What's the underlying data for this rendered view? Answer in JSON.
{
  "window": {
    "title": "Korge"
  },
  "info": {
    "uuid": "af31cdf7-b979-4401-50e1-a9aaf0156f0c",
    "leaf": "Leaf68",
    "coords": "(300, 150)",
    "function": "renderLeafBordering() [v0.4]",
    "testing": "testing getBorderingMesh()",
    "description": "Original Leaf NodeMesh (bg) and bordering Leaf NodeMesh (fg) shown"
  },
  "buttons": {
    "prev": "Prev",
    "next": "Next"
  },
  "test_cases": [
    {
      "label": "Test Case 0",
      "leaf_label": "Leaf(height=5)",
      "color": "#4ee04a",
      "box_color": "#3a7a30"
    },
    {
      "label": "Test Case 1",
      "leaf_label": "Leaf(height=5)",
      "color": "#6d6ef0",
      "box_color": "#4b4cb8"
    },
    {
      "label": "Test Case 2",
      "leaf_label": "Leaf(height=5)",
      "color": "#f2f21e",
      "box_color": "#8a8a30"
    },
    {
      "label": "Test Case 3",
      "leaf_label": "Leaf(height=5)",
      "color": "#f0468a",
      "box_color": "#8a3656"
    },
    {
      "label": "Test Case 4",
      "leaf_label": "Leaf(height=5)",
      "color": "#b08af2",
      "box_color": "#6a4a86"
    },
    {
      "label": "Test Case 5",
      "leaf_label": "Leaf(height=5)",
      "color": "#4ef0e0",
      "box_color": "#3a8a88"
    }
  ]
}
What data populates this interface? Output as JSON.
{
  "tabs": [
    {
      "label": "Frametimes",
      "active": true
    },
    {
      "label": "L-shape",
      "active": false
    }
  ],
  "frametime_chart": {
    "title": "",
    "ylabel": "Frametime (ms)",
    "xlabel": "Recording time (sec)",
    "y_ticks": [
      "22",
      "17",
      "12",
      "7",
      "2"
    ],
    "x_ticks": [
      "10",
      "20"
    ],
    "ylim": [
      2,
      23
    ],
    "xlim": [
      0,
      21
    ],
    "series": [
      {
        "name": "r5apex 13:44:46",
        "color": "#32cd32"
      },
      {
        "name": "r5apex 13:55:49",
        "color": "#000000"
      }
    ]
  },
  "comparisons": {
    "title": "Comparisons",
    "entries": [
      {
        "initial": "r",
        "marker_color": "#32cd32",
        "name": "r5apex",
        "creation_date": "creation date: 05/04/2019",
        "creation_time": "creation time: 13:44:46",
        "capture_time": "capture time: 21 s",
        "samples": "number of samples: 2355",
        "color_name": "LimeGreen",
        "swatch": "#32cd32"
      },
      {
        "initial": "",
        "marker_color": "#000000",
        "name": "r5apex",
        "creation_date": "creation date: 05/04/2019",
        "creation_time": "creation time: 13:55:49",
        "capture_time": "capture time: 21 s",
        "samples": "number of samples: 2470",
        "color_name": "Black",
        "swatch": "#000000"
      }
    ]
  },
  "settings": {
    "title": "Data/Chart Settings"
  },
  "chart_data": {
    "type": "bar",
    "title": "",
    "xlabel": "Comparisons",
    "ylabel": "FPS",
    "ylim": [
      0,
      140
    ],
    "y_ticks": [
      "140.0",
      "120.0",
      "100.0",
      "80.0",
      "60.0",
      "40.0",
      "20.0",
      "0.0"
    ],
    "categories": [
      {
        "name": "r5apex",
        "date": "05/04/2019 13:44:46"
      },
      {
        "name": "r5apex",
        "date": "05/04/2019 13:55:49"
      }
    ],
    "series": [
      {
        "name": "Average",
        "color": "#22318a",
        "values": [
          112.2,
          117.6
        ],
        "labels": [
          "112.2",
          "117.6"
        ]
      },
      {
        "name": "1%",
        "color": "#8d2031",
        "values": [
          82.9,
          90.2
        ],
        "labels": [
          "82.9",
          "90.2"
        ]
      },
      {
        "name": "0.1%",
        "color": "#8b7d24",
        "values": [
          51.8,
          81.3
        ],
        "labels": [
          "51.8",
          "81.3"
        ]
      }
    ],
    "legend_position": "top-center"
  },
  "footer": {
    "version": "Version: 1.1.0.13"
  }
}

────────────────────────────────────────

◆ Given problem ◆
Every line of the data above should be copied exactly.

◆ Solution for this task ◆
What's the underlying data for this rendered view? Answer in JSON.
{
  "window": {
    "title": "Korge"
  },
  "info": {
    "uuid": "af31cdf7-b979-4401-50e1-a9aaf0156f0c",
    "leaf": "Leaf68",
    "coords": "(300, 150)",
    "function": "renderLeafBordering() [v0.4]",
    "testing": "testing getBorderingMesh()",
    "description": "Original Leaf NodeMesh (bg) and bordering Leaf NodeMesh (fg) shown"
  },
  "buttons": {
    "prev": "Prev",
    "next": "Next"
  },
  "test_cases": [
    {
      "label": "Test Case 0",
      "leaf_label": "Leaf(height=5)",
      "color": "#4ee04a",
      "box_color": "#3a7a30"
    },
    {
      "label": "Test Case 1",
      "leaf_label": "Leaf(height=5)",
      "color": "#6d6ef0",
      "box_color": "#4b4cb8"
    },
    {
      "label": "Test Case 2",
      "leaf_label": "Leaf(height=5)",
      "color": "#f2f21e",
      "box_color": "#8a8a30"
    },
    {
      "label": "Test Case 3",
      "leaf_label": "Leaf(height=5)",
      "color": "#f0468a",
      "box_color": "#8a3656"
    },
    {
      "label": "Test Case 4",
      "leaf_label": "Leaf(height=5)",
      "color": "#b08af2",
      "box_color": "#6a4a86"
    },
    {
      "label": "Test Case 5",
      "leaf_label": "Leaf(height=5)",
      "color": "#4ef0e0",
      "box_color": "#3a8a88"
    }
  ]
}
What data populates this interface? Output as JSON.
{
  "tabs": [
    {
      "label": "Frametimes",
      "active": true
    },
    {
      "label": "L-shape",
      "active": false
    }
  ],
  "frametime_chart": {
    "title": "",
    "ylabel": "Frametime (ms)",
    "xlabel": "Recording time (sec)",
    "y_ticks": [
      "22",
      "17",
      "12",
      "7",
      "2"
    ],
    "x_ticks": [
      "10",
      "20"
    ],
    "ylim": [
      2,
      23
    ],
    "xlim": [
      0,
      21
    ],
    "series": [
      {
        "name": "r5apex 13:44:46",
        "color": "#32cd32"
      },
      {
        "name": "r5apex 13:55:49",
        "color": "#000000"
      }
    ]
  },
  "comparisons": {
    "title": "Comparisons",
    "entries": [
      {
        "initial": "r",
        "marker_color": "#32cd32",
        "name": "r5apex",
        "creation_date": "creation date: 05/04/2019",
        "creation_time": "creation time: 13:44:46",
        "capture_time": "capture time: 21 s",
        "samples": "number of samples: 2355",
        "color_name": "LimeGreen",
        "swatch": "#32cd32"
      },
      {
        "initial": "",
        "marker_color": "#000000",
        "name": "r5apex",
        "creation_date": "creation date: 05/04/2019",
        "creation_time": "creation time: 13:55:49",
        "capture_time": "capture time: 21 s",
        "samples": "number of samples: 2470",
        "color_name": "Black",
        "swatch": "#000000"
      }
    ]
  },
  "settings": {
    "title": "Data/Chart Settings"
  },
  "chart_data": {
    "type": "bar",
    "title": "",
    "xlabel": "Comparisons",
    "ylabel": "FPS",
    "ylim": [
      0,
      140
    ],
    "y_ticks": [
      "140.0",
      "120.0",
      "100.0",
      "80.0",
      "60.0",
      "40.0",
      "20.0",
      "0.0"
    ],
    "categories": [
      {
        "name": "r5apex",
        "date": "05/04/2019 13:44:46"
      },
      {
        "name": "r5apex",
        "date": "05/04/2019 13:55:49"
      }
    ],
    "series": [
      {
        "name": "Average",
        "color": "#22318a",
        "values": [
          112.2,
          117.6
        ],
        "labels": [
          "112.2",
          "117.6"
        ]
      },
      {
        "name": "1%",
        "color": "#8d2031",
        "values": [
          82.9,
          90.2
        ],
        "labels": [
          "82.9",
          "90.2"
        ]
      },
      {
        "name": "0.1%",
        "color": "#8b7d24",
        "values": [
          51.8,
          81.3
        ],
        "labels": [
          "51.8",
          "81.3"
        ]
      }
    ],
    "legend_position": "top-center"
  },
  "footer": {
    "version": "Version: 1.1.0.13"
  }
}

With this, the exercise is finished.